### To do:
Copy out all the lines where "title" shows up.

### Records for processing:
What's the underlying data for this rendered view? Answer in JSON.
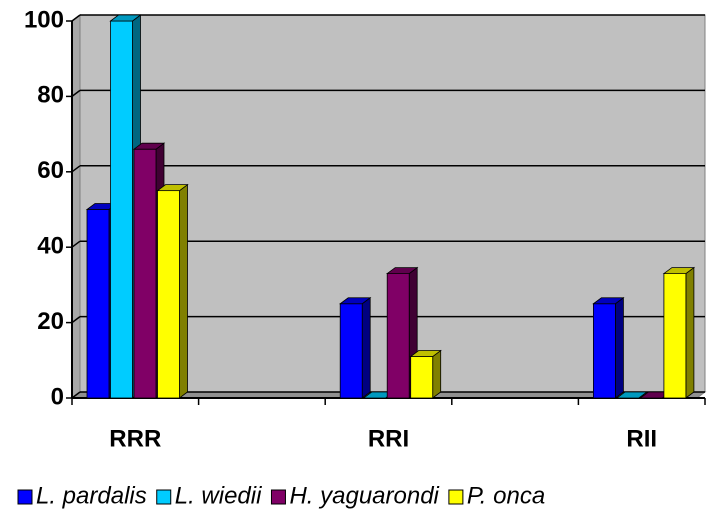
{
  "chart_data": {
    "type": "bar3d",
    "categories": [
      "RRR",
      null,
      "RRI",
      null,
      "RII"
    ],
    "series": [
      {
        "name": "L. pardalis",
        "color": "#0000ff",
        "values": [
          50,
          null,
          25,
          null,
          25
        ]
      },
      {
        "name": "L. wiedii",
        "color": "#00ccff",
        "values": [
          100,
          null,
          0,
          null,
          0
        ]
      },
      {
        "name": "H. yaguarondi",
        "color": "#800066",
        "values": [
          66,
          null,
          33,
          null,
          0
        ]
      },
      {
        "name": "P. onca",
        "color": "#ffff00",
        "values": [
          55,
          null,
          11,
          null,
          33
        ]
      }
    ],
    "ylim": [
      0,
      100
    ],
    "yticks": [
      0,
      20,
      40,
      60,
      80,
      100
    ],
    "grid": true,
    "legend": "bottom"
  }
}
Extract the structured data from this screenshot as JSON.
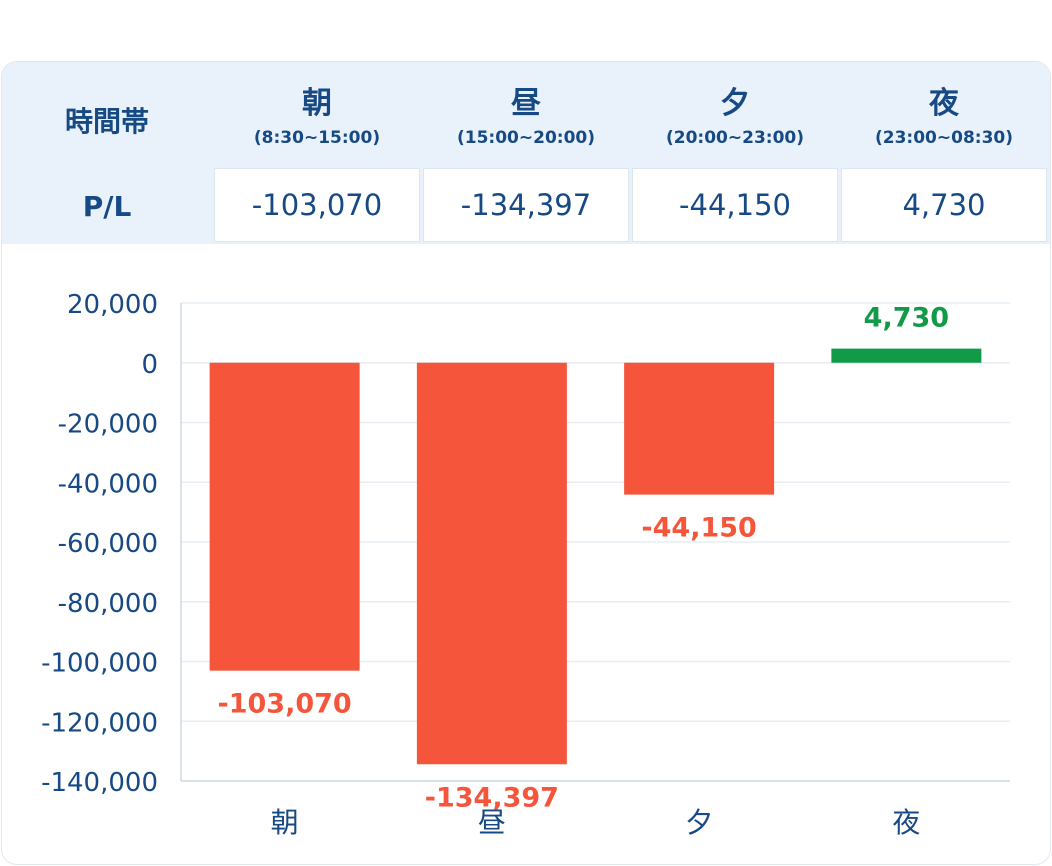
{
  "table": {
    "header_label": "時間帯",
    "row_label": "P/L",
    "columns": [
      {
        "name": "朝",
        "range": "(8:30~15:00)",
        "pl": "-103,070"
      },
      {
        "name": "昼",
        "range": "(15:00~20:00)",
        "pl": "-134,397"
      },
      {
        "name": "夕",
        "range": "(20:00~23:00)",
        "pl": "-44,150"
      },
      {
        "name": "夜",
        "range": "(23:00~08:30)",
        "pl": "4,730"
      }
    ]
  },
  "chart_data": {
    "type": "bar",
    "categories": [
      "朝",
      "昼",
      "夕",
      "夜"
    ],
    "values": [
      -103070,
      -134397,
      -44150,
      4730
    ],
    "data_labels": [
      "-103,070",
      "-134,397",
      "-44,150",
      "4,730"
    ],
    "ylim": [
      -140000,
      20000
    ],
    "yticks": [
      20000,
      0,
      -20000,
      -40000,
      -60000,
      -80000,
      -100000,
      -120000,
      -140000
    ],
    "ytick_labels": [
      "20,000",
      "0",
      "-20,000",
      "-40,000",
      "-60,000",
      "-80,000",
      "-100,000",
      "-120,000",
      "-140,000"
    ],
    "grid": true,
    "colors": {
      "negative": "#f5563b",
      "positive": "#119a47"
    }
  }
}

--

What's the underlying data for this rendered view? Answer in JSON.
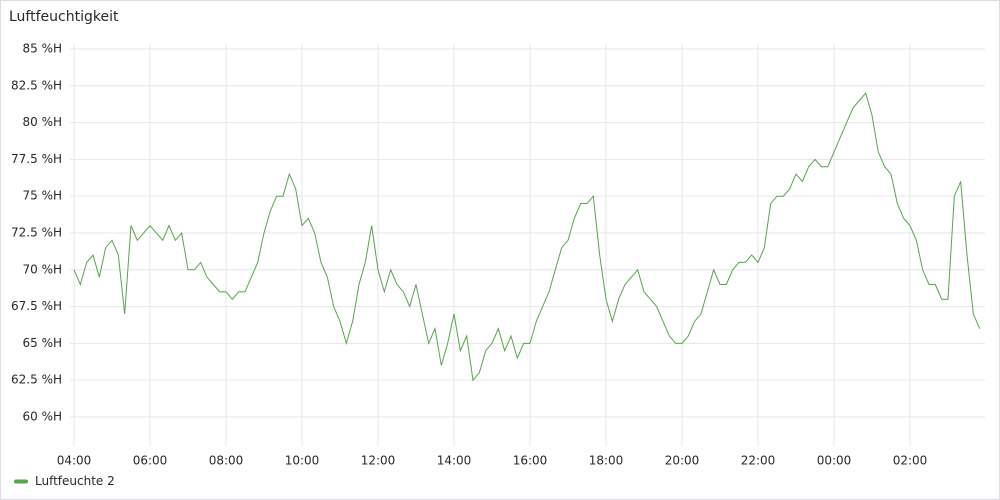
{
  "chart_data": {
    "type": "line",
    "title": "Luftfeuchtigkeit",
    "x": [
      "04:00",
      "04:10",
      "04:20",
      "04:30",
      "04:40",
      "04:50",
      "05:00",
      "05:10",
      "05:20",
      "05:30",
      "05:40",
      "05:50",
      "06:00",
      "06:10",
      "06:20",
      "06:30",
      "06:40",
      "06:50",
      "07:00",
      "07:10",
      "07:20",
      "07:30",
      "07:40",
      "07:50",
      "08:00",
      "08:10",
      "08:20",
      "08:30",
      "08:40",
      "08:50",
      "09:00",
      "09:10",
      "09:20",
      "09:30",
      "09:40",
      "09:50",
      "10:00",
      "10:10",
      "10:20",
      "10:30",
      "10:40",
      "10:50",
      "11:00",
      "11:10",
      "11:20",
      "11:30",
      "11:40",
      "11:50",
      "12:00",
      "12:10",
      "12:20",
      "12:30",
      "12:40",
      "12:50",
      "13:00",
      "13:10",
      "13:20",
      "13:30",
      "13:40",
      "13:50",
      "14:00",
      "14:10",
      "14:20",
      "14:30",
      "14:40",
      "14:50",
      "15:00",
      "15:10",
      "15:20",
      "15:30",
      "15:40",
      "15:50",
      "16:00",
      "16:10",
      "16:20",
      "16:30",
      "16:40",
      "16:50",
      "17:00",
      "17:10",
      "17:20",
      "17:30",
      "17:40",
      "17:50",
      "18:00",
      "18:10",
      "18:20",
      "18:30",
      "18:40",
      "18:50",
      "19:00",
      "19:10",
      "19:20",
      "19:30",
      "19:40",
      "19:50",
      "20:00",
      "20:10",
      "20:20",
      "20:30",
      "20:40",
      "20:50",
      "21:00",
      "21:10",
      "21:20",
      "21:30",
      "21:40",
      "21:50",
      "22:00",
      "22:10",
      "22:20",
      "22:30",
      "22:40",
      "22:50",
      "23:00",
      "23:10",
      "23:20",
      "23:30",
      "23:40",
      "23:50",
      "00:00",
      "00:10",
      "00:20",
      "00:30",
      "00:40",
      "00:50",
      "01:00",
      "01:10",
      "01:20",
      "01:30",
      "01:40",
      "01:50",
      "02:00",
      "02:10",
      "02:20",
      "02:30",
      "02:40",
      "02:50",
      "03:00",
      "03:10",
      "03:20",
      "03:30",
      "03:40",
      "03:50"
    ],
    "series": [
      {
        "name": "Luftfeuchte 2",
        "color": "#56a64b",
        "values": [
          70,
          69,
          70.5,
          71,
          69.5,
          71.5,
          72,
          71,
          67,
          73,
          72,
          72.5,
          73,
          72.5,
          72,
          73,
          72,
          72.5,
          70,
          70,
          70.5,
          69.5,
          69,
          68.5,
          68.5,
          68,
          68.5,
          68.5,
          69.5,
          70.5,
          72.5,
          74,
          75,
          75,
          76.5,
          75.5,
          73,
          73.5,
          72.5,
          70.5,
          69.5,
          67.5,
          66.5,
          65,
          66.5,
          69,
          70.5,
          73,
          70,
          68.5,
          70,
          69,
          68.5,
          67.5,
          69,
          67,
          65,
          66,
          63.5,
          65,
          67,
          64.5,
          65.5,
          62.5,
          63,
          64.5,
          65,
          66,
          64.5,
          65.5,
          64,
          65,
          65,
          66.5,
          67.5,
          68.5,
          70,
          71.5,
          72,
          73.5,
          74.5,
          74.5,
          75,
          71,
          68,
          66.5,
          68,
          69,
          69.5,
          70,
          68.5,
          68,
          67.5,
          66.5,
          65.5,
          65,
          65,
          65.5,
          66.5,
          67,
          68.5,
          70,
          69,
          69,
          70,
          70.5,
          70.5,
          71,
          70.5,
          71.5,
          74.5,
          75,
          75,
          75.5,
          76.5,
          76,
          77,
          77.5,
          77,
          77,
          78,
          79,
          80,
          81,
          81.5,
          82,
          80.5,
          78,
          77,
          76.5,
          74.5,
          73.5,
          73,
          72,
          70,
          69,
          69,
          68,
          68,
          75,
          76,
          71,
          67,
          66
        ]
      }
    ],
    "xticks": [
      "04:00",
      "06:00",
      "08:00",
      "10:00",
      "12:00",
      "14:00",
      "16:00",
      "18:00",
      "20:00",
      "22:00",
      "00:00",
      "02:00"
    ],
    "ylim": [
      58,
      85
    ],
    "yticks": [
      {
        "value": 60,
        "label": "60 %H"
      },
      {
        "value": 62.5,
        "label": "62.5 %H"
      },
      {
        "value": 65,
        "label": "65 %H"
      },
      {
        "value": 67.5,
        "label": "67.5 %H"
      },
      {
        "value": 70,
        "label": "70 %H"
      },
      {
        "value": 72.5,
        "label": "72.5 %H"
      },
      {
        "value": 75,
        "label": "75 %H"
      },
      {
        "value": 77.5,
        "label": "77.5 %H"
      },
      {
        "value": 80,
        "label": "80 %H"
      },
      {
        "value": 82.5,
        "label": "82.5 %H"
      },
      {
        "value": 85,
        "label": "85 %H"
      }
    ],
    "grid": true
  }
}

==

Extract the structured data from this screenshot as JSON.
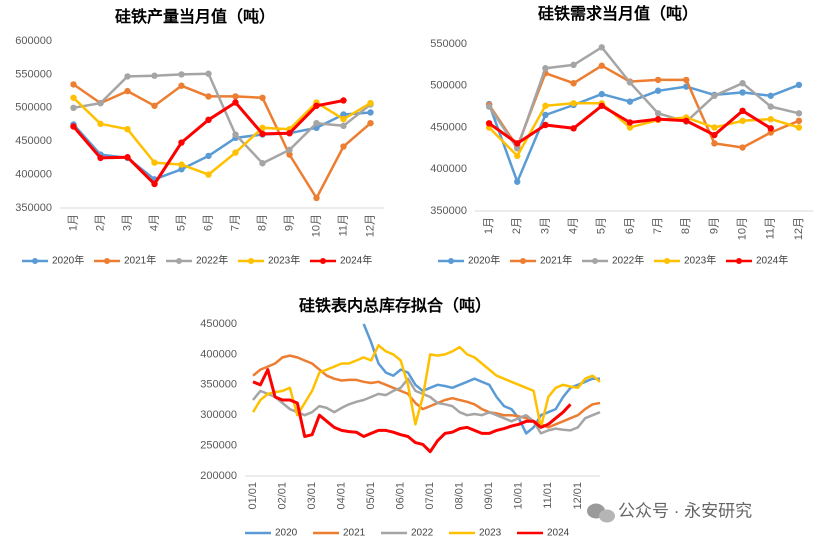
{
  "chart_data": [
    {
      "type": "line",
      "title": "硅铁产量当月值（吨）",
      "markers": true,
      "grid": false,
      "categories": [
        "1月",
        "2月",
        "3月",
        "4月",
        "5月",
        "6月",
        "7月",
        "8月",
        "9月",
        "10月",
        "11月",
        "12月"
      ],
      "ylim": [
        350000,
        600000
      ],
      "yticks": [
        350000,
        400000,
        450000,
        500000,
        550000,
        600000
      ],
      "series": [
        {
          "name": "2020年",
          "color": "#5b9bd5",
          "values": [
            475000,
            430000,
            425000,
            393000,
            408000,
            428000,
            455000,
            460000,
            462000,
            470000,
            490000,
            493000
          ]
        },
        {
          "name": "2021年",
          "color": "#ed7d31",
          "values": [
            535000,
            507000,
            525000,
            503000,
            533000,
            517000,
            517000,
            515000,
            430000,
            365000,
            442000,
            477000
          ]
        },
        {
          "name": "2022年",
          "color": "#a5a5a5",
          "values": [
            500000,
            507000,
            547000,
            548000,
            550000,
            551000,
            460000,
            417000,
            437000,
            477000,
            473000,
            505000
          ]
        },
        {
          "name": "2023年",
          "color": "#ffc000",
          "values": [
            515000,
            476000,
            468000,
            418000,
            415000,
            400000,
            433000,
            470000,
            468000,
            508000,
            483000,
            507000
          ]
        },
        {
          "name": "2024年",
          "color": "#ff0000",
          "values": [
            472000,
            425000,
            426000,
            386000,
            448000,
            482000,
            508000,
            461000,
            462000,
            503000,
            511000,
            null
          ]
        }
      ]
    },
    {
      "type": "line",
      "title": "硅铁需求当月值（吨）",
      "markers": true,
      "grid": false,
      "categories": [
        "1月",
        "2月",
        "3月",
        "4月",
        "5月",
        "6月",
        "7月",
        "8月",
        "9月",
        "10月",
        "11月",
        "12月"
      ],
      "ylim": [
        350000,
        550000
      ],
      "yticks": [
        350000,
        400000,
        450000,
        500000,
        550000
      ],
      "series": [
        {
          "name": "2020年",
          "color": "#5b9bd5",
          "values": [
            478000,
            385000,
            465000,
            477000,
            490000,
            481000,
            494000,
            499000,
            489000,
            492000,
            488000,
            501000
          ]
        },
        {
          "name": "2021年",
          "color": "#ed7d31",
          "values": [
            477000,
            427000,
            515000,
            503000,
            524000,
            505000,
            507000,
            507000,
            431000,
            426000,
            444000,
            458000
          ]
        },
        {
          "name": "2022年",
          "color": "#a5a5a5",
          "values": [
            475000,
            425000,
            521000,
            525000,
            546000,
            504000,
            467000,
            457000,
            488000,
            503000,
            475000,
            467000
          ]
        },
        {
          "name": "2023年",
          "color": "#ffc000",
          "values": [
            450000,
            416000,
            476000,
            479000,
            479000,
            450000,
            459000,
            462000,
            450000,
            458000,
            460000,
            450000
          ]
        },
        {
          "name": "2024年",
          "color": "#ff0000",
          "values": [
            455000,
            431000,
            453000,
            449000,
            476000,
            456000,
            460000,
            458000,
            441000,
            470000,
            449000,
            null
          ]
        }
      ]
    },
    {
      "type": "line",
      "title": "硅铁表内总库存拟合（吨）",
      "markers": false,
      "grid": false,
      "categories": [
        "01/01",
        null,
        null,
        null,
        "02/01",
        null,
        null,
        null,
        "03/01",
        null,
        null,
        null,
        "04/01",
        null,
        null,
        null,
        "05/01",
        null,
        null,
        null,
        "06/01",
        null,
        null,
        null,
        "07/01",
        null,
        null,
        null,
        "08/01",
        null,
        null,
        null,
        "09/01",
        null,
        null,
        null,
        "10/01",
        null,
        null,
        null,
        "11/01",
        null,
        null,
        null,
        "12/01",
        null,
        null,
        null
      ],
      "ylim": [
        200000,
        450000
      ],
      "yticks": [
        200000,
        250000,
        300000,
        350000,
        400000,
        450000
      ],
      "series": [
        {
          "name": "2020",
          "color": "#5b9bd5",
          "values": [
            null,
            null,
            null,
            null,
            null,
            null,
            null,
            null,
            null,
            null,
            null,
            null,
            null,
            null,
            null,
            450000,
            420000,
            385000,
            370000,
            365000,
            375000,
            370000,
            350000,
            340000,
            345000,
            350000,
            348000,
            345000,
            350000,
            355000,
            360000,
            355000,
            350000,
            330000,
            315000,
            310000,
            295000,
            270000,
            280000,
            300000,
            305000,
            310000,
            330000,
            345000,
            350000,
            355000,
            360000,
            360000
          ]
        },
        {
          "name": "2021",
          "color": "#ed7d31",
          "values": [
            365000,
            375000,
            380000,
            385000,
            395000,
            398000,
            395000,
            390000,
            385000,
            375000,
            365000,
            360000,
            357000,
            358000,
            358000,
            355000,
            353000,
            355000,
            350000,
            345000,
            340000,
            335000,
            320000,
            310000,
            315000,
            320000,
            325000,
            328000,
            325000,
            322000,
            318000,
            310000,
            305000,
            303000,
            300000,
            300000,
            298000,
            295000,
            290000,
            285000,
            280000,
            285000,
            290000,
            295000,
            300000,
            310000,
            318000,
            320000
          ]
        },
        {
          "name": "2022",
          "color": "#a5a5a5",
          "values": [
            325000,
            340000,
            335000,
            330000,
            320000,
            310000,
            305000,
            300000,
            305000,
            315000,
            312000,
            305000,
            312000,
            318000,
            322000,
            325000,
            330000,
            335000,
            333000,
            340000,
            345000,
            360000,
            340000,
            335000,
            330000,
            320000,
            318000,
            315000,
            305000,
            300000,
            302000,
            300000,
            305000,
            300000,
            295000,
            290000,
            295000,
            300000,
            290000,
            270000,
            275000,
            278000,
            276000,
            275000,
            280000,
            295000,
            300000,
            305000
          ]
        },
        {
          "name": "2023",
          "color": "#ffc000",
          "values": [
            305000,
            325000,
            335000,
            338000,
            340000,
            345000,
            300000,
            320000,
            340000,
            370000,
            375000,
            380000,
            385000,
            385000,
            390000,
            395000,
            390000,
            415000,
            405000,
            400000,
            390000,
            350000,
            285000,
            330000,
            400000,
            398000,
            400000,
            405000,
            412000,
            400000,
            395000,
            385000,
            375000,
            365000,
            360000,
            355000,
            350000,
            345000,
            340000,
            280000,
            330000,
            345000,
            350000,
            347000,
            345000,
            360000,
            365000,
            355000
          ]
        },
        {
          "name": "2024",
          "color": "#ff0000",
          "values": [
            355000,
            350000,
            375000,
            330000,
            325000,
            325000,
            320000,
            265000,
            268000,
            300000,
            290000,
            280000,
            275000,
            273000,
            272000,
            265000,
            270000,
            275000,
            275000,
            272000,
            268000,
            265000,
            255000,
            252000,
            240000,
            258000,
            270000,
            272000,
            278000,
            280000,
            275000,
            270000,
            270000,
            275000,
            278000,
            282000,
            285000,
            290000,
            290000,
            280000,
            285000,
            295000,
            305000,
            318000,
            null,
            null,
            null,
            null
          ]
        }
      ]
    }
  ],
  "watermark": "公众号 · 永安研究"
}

### Reply:
    "title": "Luftfeuchtigkeit",
      "title": "硅铁产量当月值（吨）",
      "title": "硅铁需求当月值（吨）",
      "title": "硅铁表内总库存拟合（吨）",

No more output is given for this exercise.